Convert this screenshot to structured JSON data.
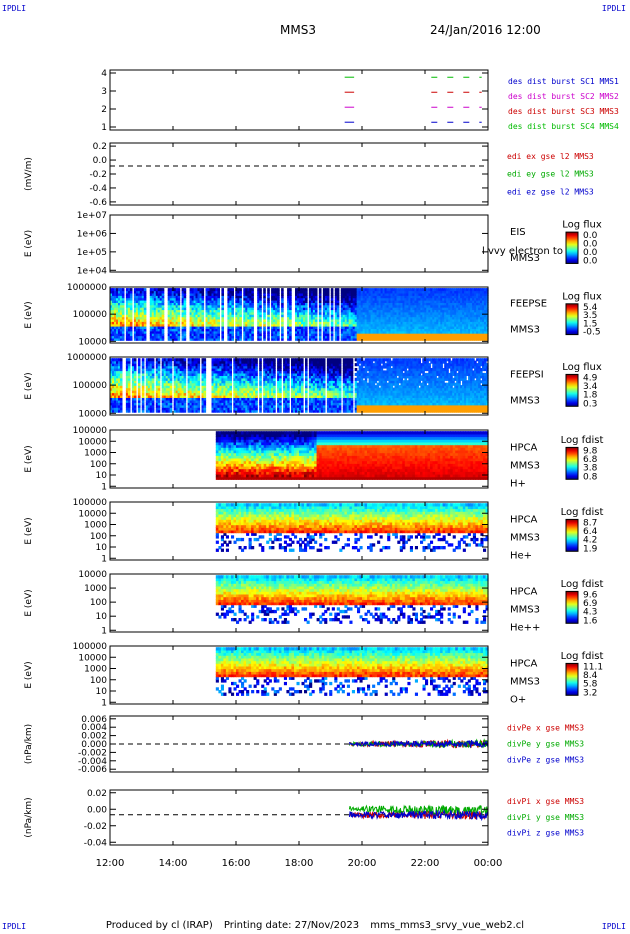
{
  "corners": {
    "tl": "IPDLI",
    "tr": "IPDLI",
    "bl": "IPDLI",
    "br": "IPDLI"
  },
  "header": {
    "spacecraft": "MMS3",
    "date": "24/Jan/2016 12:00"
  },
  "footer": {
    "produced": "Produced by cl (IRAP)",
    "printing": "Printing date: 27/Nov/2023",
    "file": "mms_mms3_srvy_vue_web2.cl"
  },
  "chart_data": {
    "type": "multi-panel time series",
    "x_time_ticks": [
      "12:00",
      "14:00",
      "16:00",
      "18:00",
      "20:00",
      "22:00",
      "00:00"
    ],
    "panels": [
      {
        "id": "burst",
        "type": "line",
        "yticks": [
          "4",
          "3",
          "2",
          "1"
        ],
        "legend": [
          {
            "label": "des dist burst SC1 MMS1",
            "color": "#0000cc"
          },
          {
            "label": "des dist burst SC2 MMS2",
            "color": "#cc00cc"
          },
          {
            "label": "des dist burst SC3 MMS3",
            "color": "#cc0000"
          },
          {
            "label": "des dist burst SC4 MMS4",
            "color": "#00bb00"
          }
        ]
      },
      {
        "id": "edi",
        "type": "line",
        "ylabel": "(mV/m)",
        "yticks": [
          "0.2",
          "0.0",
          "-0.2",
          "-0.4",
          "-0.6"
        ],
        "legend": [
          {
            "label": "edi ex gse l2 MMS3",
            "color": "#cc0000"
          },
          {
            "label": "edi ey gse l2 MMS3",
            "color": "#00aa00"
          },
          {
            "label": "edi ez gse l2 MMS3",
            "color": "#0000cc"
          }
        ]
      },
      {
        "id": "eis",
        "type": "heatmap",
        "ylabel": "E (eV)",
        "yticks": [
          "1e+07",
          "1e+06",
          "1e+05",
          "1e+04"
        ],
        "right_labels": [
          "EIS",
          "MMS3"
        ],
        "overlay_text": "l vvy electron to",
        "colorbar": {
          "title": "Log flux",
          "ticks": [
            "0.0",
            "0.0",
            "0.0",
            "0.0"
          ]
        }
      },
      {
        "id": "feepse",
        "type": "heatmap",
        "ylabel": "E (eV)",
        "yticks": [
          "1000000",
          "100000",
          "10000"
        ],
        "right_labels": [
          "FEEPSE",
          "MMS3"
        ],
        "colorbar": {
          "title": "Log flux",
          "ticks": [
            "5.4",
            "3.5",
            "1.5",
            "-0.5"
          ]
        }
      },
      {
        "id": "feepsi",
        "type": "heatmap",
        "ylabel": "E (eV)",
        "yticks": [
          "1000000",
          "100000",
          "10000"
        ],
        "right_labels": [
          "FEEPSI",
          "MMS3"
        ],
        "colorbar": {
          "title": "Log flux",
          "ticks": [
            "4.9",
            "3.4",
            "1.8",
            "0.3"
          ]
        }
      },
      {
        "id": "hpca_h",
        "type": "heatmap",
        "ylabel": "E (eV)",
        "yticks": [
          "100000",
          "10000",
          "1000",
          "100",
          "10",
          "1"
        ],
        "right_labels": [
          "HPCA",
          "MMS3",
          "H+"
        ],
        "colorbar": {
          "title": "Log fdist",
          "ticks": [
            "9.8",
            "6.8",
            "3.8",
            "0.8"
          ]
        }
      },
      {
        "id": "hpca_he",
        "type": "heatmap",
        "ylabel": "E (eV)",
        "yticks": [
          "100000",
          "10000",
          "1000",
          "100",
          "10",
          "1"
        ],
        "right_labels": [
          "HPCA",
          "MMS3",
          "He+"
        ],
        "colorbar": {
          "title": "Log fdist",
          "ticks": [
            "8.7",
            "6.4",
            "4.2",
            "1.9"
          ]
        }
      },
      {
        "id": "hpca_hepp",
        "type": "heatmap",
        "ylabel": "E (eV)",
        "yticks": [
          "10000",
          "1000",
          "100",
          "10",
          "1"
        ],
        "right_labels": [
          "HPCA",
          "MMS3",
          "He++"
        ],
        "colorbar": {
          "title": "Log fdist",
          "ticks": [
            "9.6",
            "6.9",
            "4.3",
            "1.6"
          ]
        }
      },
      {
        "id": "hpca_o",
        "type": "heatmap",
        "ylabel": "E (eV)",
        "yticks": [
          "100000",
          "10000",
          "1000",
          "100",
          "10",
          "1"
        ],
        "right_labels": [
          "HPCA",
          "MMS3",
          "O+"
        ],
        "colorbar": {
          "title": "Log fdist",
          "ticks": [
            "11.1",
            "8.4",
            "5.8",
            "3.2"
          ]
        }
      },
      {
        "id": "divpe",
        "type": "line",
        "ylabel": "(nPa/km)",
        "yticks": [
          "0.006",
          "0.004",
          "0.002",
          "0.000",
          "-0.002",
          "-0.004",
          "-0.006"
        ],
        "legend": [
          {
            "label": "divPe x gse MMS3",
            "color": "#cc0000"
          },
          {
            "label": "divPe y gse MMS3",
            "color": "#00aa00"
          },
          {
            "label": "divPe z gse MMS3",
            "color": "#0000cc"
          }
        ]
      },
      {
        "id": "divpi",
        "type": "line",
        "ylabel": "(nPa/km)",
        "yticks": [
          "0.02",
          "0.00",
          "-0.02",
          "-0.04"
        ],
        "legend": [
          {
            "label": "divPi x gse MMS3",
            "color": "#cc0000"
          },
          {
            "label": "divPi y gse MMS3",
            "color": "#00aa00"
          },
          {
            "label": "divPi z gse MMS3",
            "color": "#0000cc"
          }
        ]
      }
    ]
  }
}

_ _ _ _

[Your task]
All of the entries above should be duplicated exactly, except for the pictures.

[Solution]
Convert this screenshot to structured JSON data.
{
  "corners": {
    "tl": "IPDLI",
    "tr": "IPDLI",
    "bl": "IPDLI",
    "br": "IPDLI"
  },
  "header": {
    "spacecraft": "MMS3",
    "date": "24/Jan/2016 12:00"
  },
  "footer": {
    "produced": "Produced by cl (IRAP)",
    "printing": "Printing date: 27/Nov/2023",
    "file": "mms_mms3_srvy_vue_web2.cl"
  },
  "chart_data": {
    "type": "multi-panel time series",
    "x_time_ticks": [
      "12:00",
      "14:00",
      "16:00",
      "18:00",
      "20:00",
      "22:00",
      "00:00"
    ],
    "panels": [
      {
        "id": "burst",
        "type": "line",
        "yticks": [
          "4",
          "3",
          "2",
          "1"
        ],
        "legend": [
          {
            "label": "des dist burst SC1 MMS1",
            "color": "#0000cc"
          },
          {
            "label": "des dist burst SC2 MMS2",
            "color": "#cc00cc"
          },
          {
            "label": "des dist burst SC3 MMS3",
            "color": "#cc0000"
          },
          {
            "label": "des dist burst SC4 MMS4",
            "color": "#00bb00"
          }
        ]
      },
      {
        "id": "edi",
        "type": "line",
        "ylabel": "(mV/m)",
        "yticks": [
          "0.2",
          "0.0",
          "-0.2",
          "-0.4",
          "-0.6"
        ],
        "legend": [
          {
            "label": "edi ex gse l2 MMS3",
            "color": "#cc0000"
          },
          {
            "label": "edi ey gse l2 MMS3",
            "color": "#00aa00"
          },
          {
            "label": "edi ez gse l2 MMS3",
            "color": "#0000cc"
          }
        ]
      },
      {
        "id": "eis",
        "type": "heatmap",
        "ylabel": "E (eV)",
        "yticks": [
          "1e+07",
          "1e+06",
          "1e+05",
          "1e+04"
        ],
        "right_labels": [
          "EIS",
          "MMS3"
        ],
        "overlay_text": "l vvy electron to",
        "colorbar": {
          "title": "Log flux",
          "ticks": [
            "0.0",
            "0.0",
            "0.0",
            "0.0"
          ]
        }
      },
      {
        "id": "feepse",
        "type": "heatmap",
        "ylabel": "E (eV)",
        "yticks": [
          "1000000",
          "100000",
          "10000"
        ],
        "right_labels": [
          "FEEPSE",
          "MMS3"
        ],
        "colorbar": {
          "title": "Log flux",
          "ticks": [
            "5.4",
            "3.5",
            "1.5",
            "-0.5"
          ]
        }
      },
      {
        "id": "feepsi",
        "type": "heatmap",
        "ylabel": "E (eV)",
        "yticks": [
          "1000000",
          "100000",
          "10000"
        ],
        "right_labels": [
          "FEEPSI",
          "MMS3"
        ],
        "colorbar": {
          "title": "Log flux",
          "ticks": [
            "4.9",
            "3.4",
            "1.8",
            "0.3"
          ]
        }
      },
      {
        "id": "hpca_h",
        "type": "heatmap",
        "ylabel": "E (eV)",
        "yticks": [
          "100000",
          "10000",
          "1000",
          "100",
          "10",
          "1"
        ],
        "right_labels": [
          "HPCA",
          "MMS3",
          "H+"
        ],
        "colorbar": {
          "title": "Log fdist",
          "ticks": [
            "9.8",
            "6.8",
            "3.8",
            "0.8"
          ]
        }
      },
      {
        "id": "hpca_he",
        "type": "heatmap",
        "ylabel": "E (eV)",
        "yticks": [
          "100000",
          "10000",
          "1000",
          "100",
          "10",
          "1"
        ],
        "right_labels": [
          "HPCA",
          "MMS3",
          "He+"
        ],
        "colorbar": {
          "title": "Log fdist",
          "ticks": [
            "8.7",
            "6.4",
            "4.2",
            "1.9"
          ]
        }
      },
      {
        "id": "hpca_hepp",
        "type": "heatmap",
        "ylabel": "E (eV)",
        "yticks": [
          "10000",
          "1000",
          "100",
          "10",
          "1"
        ],
        "right_labels": [
          "HPCA",
          "MMS3",
          "He++"
        ],
        "colorbar": {
          "title": "Log fdist",
          "ticks": [
            "9.6",
            "6.9",
            "4.3",
            "1.6"
          ]
        }
      },
      {
        "id": "hpca_o",
        "type": "heatmap",
        "ylabel": "E (eV)",
        "yticks": [
          "100000",
          "10000",
          "1000",
          "100",
          "10",
          "1"
        ],
        "right_labels": [
          "HPCA",
          "MMS3",
          "O+"
        ],
        "colorbar": {
          "title": "Log fdist",
          "ticks": [
            "11.1",
            "8.4",
            "5.8",
            "3.2"
          ]
        }
      },
      {
        "id": "divpe",
        "type": "line",
        "ylabel": "(nPa/km)",
        "yticks": [
          "0.006",
          "0.004",
          "0.002",
          "0.000",
          "-0.002",
          "-0.004",
          "-0.006"
        ],
        "legend": [
          {
            "label": "divPe x gse MMS3",
            "color": "#cc0000"
          },
          {
            "label": "divPe y gse MMS3",
            "color": "#00aa00"
          },
          {
            "label": "divPe z gse MMS3",
            "color": "#0000cc"
          }
        ]
      },
      {
        "id": "divpi",
        "type": "line",
        "ylabel": "(nPa/km)",
        "yticks": [
          "0.02",
          "0.00",
          "-0.02",
          "-0.04"
        ],
        "legend": [
          {
            "label": "divPi x gse MMS3",
            "color": "#cc0000"
          },
          {
            "label": "divPi y gse MMS3",
            "color": "#00aa00"
          },
          {
            "label": "divPi z gse MMS3",
            "color": "#0000cc"
          }
        ]
      }
    ]
  }
}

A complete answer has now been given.